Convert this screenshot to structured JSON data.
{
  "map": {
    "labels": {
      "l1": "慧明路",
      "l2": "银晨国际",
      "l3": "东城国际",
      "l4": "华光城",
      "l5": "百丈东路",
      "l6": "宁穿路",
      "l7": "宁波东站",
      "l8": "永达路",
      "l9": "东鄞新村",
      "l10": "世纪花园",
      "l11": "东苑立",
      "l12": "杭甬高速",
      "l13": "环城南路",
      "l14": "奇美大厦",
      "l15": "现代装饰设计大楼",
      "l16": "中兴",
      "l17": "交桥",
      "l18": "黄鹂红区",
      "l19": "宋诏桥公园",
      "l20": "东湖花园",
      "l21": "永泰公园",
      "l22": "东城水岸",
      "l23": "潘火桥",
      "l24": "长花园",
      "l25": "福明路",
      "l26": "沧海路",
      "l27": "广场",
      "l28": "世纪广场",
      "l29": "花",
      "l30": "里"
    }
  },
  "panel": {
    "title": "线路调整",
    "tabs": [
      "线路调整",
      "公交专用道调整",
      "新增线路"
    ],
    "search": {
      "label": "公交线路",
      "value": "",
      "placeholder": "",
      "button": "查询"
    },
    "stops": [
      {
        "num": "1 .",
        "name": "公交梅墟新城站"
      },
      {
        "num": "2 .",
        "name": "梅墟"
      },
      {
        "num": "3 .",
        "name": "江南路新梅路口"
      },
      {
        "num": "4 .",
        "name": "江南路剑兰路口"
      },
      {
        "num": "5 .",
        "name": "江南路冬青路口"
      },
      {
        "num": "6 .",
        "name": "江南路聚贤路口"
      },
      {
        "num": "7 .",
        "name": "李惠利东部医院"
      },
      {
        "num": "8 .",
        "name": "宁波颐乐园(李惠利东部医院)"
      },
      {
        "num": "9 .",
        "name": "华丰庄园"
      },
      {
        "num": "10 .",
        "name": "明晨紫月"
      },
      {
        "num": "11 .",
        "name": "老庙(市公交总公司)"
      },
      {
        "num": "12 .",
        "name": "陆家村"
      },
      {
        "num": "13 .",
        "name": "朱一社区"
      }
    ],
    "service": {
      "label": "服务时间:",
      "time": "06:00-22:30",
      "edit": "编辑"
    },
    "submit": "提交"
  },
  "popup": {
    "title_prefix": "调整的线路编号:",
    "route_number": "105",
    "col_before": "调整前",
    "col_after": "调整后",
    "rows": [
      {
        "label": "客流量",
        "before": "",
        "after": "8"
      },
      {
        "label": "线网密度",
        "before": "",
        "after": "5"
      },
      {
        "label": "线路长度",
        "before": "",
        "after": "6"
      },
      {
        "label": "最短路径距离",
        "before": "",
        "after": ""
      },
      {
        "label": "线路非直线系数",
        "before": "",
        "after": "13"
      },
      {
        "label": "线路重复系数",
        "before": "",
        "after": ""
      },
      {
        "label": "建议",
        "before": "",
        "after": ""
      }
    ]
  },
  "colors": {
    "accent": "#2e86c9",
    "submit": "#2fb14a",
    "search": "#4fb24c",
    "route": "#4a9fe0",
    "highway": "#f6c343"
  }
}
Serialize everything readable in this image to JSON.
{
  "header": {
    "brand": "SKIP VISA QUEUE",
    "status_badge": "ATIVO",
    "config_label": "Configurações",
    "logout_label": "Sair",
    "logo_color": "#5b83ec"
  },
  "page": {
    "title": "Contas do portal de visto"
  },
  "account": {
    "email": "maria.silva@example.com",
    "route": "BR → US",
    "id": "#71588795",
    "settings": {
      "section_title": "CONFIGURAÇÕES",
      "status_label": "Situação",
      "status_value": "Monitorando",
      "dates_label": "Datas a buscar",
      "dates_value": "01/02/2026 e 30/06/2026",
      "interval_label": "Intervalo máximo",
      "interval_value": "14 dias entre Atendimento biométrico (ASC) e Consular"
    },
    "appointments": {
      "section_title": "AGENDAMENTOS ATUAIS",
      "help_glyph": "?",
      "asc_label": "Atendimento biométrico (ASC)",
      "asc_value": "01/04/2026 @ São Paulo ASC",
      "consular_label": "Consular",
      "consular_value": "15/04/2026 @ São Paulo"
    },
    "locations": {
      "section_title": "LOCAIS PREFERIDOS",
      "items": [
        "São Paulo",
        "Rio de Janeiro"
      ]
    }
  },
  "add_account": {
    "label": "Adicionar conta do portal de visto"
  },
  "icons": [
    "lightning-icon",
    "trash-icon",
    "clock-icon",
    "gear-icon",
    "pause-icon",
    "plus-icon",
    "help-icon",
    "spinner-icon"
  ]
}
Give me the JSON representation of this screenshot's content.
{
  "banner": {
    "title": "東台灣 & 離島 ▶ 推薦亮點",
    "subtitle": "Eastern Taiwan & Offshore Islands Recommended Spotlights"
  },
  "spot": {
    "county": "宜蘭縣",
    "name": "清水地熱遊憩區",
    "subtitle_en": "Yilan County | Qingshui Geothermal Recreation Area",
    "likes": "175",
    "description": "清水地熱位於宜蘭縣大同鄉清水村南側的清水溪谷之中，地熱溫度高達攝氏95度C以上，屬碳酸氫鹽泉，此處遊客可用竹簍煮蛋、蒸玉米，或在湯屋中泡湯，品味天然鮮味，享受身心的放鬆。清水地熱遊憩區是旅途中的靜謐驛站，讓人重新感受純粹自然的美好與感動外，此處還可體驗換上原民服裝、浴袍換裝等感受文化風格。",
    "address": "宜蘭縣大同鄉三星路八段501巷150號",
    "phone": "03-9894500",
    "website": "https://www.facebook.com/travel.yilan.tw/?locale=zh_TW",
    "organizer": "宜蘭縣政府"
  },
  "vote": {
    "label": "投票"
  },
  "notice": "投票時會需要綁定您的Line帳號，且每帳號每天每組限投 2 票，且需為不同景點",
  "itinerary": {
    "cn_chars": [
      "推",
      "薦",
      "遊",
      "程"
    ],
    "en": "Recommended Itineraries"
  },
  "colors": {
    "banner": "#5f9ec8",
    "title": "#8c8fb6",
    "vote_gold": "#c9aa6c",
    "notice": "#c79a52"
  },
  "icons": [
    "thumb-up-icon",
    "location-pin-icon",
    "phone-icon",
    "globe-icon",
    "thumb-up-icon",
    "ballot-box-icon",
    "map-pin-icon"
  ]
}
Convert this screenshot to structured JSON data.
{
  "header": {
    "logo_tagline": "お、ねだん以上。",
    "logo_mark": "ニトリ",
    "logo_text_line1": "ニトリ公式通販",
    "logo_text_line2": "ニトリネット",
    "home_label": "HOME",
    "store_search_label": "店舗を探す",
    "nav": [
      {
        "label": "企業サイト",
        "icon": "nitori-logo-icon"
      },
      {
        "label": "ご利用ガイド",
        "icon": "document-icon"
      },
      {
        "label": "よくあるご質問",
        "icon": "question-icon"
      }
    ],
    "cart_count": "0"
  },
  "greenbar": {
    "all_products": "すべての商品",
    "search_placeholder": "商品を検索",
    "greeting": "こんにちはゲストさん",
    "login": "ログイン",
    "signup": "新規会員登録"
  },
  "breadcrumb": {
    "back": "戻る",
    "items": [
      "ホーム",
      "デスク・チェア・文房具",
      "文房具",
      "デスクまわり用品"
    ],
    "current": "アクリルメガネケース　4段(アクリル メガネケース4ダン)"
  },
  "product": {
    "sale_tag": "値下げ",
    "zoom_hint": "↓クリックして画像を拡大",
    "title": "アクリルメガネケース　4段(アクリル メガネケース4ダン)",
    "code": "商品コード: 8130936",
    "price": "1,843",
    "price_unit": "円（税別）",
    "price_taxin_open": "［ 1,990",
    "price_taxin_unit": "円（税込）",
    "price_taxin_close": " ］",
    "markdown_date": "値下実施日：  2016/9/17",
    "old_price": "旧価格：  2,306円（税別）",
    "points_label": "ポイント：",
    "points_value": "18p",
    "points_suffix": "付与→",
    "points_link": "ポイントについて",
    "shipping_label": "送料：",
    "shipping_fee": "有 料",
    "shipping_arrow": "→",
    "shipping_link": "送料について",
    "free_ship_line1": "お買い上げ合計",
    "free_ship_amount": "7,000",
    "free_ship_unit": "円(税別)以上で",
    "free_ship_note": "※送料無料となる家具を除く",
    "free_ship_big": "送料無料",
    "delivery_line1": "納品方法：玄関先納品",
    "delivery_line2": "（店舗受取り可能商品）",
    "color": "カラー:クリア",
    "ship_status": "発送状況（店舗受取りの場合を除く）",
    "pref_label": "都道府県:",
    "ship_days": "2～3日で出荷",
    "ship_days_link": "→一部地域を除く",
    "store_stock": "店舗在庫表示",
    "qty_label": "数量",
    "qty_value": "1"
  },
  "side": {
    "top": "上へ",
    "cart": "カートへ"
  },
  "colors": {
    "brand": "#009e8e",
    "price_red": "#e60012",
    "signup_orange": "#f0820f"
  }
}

---

*Instructions for the task*:
Go over the data above and copy every line that has the word "Atendimento" in it.

*Right answer*:
      "interval_value": "14 dias entre Atendimento biométrico (ASC) e Consular"
      "asc_label": "Atendimento biométrico (ASC)",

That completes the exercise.